» WHAT YOU WILL DO: Reproduce every line of the listing below verbatim, with no changes.

» RECORDS SUPPLIED:
****************

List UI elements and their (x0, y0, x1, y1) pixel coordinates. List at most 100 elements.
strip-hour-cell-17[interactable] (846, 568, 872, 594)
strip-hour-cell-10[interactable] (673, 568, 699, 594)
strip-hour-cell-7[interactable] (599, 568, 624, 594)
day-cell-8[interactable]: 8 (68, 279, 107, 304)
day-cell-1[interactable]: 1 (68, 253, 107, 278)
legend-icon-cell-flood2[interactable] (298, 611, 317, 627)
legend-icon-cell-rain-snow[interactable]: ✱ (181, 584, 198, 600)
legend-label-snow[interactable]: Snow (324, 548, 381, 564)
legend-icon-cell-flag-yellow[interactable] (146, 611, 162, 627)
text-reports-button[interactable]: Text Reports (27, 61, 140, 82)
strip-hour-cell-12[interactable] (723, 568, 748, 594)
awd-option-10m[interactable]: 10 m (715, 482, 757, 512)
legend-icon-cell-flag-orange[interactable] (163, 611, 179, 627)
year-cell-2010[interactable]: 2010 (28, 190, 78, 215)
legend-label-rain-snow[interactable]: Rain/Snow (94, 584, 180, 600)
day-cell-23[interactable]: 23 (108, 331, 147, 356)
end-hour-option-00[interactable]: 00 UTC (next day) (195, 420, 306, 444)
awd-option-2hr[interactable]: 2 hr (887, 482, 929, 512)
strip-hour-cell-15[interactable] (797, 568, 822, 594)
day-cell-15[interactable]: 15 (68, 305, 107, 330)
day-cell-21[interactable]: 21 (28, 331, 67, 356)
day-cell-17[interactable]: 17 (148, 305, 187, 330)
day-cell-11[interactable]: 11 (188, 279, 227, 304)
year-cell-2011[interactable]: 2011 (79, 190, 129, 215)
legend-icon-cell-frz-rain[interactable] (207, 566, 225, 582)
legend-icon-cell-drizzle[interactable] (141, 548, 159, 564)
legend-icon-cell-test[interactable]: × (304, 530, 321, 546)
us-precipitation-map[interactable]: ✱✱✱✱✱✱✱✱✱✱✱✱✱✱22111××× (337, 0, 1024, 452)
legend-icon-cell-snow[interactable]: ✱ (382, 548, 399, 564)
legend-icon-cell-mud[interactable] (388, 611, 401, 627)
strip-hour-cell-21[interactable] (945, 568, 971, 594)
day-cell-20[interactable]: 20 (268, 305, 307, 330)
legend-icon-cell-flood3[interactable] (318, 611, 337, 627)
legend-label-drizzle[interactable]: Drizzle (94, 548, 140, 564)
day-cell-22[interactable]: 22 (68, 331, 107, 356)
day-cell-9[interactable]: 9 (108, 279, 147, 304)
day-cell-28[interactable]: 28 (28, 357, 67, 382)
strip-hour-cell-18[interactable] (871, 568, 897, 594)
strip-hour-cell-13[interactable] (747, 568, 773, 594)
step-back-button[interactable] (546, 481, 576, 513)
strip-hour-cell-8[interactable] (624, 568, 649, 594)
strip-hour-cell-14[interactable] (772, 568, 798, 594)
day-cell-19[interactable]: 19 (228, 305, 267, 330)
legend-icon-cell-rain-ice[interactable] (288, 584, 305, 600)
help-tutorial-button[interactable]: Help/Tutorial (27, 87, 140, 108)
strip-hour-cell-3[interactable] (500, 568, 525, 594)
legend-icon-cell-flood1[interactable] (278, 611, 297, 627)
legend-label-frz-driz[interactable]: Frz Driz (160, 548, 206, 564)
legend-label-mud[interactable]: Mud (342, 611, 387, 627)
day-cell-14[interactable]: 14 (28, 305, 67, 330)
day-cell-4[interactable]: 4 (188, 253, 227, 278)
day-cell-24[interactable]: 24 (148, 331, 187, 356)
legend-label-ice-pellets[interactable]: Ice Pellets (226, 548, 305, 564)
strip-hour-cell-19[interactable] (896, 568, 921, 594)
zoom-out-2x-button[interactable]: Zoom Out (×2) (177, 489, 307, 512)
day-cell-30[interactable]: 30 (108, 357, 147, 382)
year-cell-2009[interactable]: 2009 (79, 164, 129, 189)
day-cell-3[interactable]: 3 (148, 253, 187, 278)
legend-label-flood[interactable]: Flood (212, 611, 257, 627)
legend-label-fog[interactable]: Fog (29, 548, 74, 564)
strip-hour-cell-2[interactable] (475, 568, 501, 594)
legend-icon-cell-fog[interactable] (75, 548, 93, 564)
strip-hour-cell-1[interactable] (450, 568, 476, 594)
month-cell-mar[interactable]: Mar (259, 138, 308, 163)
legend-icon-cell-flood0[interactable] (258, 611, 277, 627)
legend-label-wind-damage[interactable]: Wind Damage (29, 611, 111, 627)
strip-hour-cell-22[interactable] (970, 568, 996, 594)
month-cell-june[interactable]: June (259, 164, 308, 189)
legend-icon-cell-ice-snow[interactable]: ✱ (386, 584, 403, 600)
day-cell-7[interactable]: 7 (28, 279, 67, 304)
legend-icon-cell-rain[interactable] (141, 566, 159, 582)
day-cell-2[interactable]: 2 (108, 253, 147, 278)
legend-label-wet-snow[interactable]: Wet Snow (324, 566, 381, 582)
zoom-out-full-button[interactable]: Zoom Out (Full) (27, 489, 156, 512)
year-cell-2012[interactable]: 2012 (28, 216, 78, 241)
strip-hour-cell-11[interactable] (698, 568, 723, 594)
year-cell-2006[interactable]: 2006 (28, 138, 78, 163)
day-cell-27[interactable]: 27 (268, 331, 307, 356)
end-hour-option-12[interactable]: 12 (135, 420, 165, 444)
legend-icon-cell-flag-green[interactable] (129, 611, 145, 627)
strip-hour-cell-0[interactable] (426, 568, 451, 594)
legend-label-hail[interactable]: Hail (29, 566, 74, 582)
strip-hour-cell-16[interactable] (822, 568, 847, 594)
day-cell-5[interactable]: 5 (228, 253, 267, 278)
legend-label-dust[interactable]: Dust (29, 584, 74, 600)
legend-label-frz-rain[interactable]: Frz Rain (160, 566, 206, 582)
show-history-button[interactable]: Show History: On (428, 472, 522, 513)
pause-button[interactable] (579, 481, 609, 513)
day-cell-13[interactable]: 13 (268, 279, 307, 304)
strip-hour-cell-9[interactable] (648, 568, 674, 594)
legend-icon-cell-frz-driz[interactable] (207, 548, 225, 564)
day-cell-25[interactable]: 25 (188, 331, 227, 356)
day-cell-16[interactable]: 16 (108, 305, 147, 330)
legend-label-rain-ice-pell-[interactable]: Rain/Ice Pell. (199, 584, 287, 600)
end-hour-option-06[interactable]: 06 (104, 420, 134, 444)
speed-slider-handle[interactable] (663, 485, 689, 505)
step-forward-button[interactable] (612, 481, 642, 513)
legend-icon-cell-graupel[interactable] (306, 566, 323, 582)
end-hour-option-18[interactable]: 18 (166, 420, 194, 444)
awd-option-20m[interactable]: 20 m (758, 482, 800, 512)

****************

» FINAL ANSWER:
List UI elements and their (x0, y0, x1, y1) pixel coordinates. List at most 100 elements.
strip-hour-cell-17[interactable] (846, 568, 872, 594)
strip-hour-cell-10[interactable] (673, 568, 699, 594)
strip-hour-cell-7[interactable] (599, 568, 624, 594)
day-cell-8[interactable]: 8 (68, 279, 107, 304)
day-cell-1[interactable]: 1 (68, 253, 107, 278)
legend-icon-cell-flood2[interactable] (298, 611, 317, 627)
legend-icon-cell-rain-snow[interactable]: ✱ (181, 584, 198, 600)
legend-label-snow[interactable]: Snow (324, 548, 381, 564)
legend-icon-cell-flag-yellow[interactable] (146, 611, 162, 627)
text-reports-button[interactable]: Text Reports (27, 61, 140, 82)
strip-hour-cell-12[interactable] (723, 568, 748, 594)
awd-option-10m[interactable]: 10 m (715, 482, 757, 512)
legend-icon-cell-flag-orange[interactable] (163, 611, 179, 627)
year-cell-2010[interactable]: 2010 (28, 190, 78, 215)
legend-label-rain-snow[interactable]: Rain/Snow (94, 584, 180, 600)
day-cell-23[interactable]: 23 (108, 331, 147, 356)
end-hour-option-00[interactable]: 00 UTC (next day) (195, 420, 306, 444)
awd-option-2hr[interactable]: 2 hr (887, 482, 929, 512)
strip-hour-cell-15[interactable] (797, 568, 822, 594)
day-cell-15[interactable]: 15 (68, 305, 107, 330)
day-cell-21[interactable]: 21 (28, 331, 67, 356)
day-cell-17[interactable]: 17 (148, 305, 187, 330)
day-cell-11[interactable]: 11 (188, 279, 227, 304)
year-cell-2011[interactable]: 2011 (79, 190, 129, 215)
legend-icon-cell-frz-rain[interactable] (207, 566, 225, 582)
legend-icon-cell-drizzle[interactable] (141, 548, 159, 564)
legend-icon-cell-test[interactable]: × (304, 530, 321, 546)
us-precipitation-map[interactable]: ✱✱✱✱✱✱✱✱✱✱✱✱✱✱22111××× (337, 0, 1024, 452)
legend-icon-cell-snow[interactable]: ✱ (382, 548, 399, 564)
legend-icon-cell-mud[interactable] (388, 611, 401, 627)
strip-hour-cell-21[interactable] (945, 568, 971, 594)
day-cell-20[interactable]: 20 (268, 305, 307, 330)
legend-icon-cell-flood3[interactable] (318, 611, 337, 627)
legend-label-drizzle[interactable]: Drizzle (94, 548, 140, 564)
day-cell-22[interactable]: 22 (68, 331, 107, 356)
day-cell-9[interactable]: 9 (108, 279, 147, 304)
day-cell-28[interactable]: 28 (28, 357, 67, 382)
strip-hour-cell-18[interactable] (871, 568, 897, 594)
strip-hour-cell-13[interactable] (747, 568, 773, 594)
step-back-button[interactable] (546, 481, 576, 513)
strip-hour-cell-8[interactable] (624, 568, 649, 594)
strip-hour-cell-14[interactable] (772, 568, 798, 594)
day-cell-19[interactable]: 19 (228, 305, 267, 330)
legend-icon-cell-rain-ice[interactable] (288, 584, 305, 600)
help-tutorial-button[interactable]: Help/Tutorial (27, 87, 140, 108)
strip-hour-cell-3[interactable] (500, 568, 525, 594)
legend-icon-cell-flood1[interactable] (278, 611, 297, 627)
legend-label-frz-driz[interactable]: Frz Driz (160, 548, 206, 564)
legend-label-mud[interactable]: Mud (342, 611, 387, 627)
day-cell-14[interactable]: 14 (28, 305, 67, 330)
day-cell-4[interactable]: 4 (188, 253, 227, 278)
day-cell-24[interactable]: 24 (148, 331, 187, 356)
legend-label-ice-pellets[interactable]: Ice Pellets (226, 548, 305, 564)
strip-hour-cell-19[interactable] (896, 568, 921, 594)
zoom-out-2x-button[interactable]: Zoom Out (×2) (177, 489, 307, 512)
day-cell-30[interactable]: 30 (108, 357, 147, 382)
year-cell-2009[interactable]: 2009 (79, 164, 129, 189)
day-cell-3[interactable]: 3 (148, 253, 187, 278)
legend-label-flood[interactable]: Flood (212, 611, 257, 627)
legend-label-fog[interactable]: Fog (29, 548, 74, 564)
strip-hour-cell-2[interactable] (475, 568, 501, 594)
legend-icon-cell-fog[interactable] (75, 548, 93, 564)
strip-hour-cell-1[interactable] (450, 568, 476, 594)
month-cell-mar[interactable]: Mar (259, 138, 308, 163)
legend-icon-cell-flood0[interactable] (258, 611, 277, 627)
legend-label-wind-damage[interactable]: Wind Damage (29, 611, 111, 627)
strip-hour-cell-22[interactable] (970, 568, 996, 594)
month-cell-june[interactable]: June (259, 164, 308, 189)
legend-icon-cell-ice-snow[interactable]: ✱ (386, 584, 403, 600)
day-cell-7[interactable]: 7 (28, 279, 67, 304)
legend-icon-cell-rain[interactable] (141, 566, 159, 582)
day-cell-2[interactable]: 2 (108, 253, 147, 278)
legend-label-wet-snow[interactable]: Wet Snow (324, 566, 381, 582)
zoom-out-full-button[interactable]: Zoom Out (Full) (27, 489, 156, 512)
year-cell-2012[interactable]: 2012 (28, 216, 78, 241)
strip-hour-cell-11[interactable] (698, 568, 723, 594)
year-cell-2006[interactable]: 2006 (28, 138, 78, 163)
day-cell-27[interactable]: 27 (268, 331, 307, 356)
end-hour-option-12[interactable]: 12 (135, 420, 165, 444)
legend-icon-cell-flag-green[interactable] (129, 611, 145, 627)
strip-hour-cell-0[interactable] (426, 568, 451, 594)
legend-label-hail[interactable]: Hail (29, 566, 74, 582)
strip-hour-cell-16[interactable] (822, 568, 847, 594)
day-cell-5[interactable]: 5 (228, 253, 267, 278)
legend-label-dust[interactable]: Dust (29, 584, 74, 600)
legend-label-frz-rain[interactable]: Frz Rain (160, 566, 206, 582)
show-history-button[interactable]: Show History: On (428, 472, 522, 513)
pause-button[interactable] (579, 481, 609, 513)
day-cell-13[interactable]: 13 (268, 279, 307, 304)
strip-hour-cell-9[interactable] (648, 568, 674, 594)
legend-icon-cell-frz-driz[interactable] (207, 548, 225, 564)
day-cell-25[interactable]: 25 (188, 331, 227, 356)
day-cell-16[interactable]: 16 (108, 305, 147, 330)
legend-label-rain-ice-pell-[interactable]: Rain/Ice Pell. (199, 584, 287, 600)
end-hour-option-06[interactable]: 06 (104, 420, 134, 444)
speed-slider-handle[interactable] (663, 485, 689, 505)
step-forward-button[interactable] (612, 481, 642, 513)
legend-icon-cell-graupel[interactable] (306, 566, 323, 582)
end-hour-option-18[interactable]: 18 (166, 420, 194, 444)
awd-option-20m[interactable]: 20 m (758, 482, 800, 512)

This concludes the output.